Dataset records
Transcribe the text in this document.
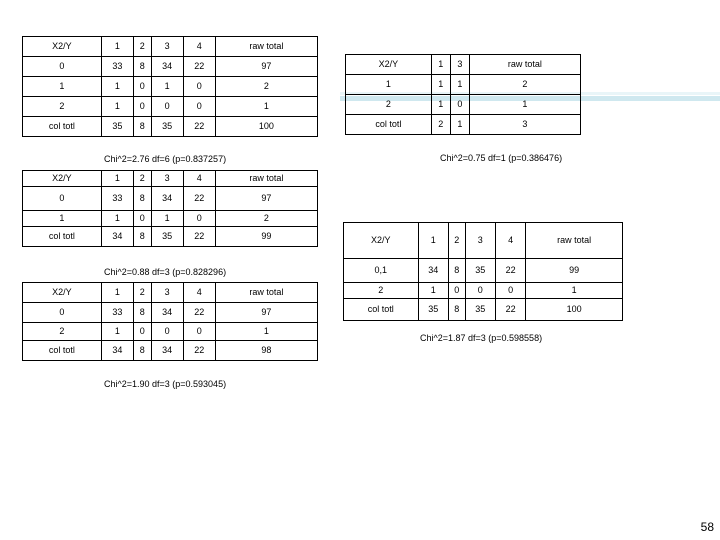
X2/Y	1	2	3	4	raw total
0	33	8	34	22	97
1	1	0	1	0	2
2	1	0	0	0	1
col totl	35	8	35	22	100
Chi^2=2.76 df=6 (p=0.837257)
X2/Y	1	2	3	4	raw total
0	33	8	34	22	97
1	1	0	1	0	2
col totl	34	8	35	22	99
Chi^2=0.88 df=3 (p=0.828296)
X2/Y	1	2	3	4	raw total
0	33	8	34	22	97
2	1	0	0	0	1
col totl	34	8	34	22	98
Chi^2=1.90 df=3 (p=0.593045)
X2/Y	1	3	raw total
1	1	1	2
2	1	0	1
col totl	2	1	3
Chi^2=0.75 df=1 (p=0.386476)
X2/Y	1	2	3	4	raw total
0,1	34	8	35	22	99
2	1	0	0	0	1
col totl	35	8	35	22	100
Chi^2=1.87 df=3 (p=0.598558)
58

▸ TASK TO COMPLETE:
Pick out each line containing "totl" and report it.

▸ THE COMPLETED TASK:
col totl	35	8	35	22	100
col totl	34	8	35	22	99
col totl	34	8	34	22	98
col totl	2	1	3
col totl	35	8	35	22	100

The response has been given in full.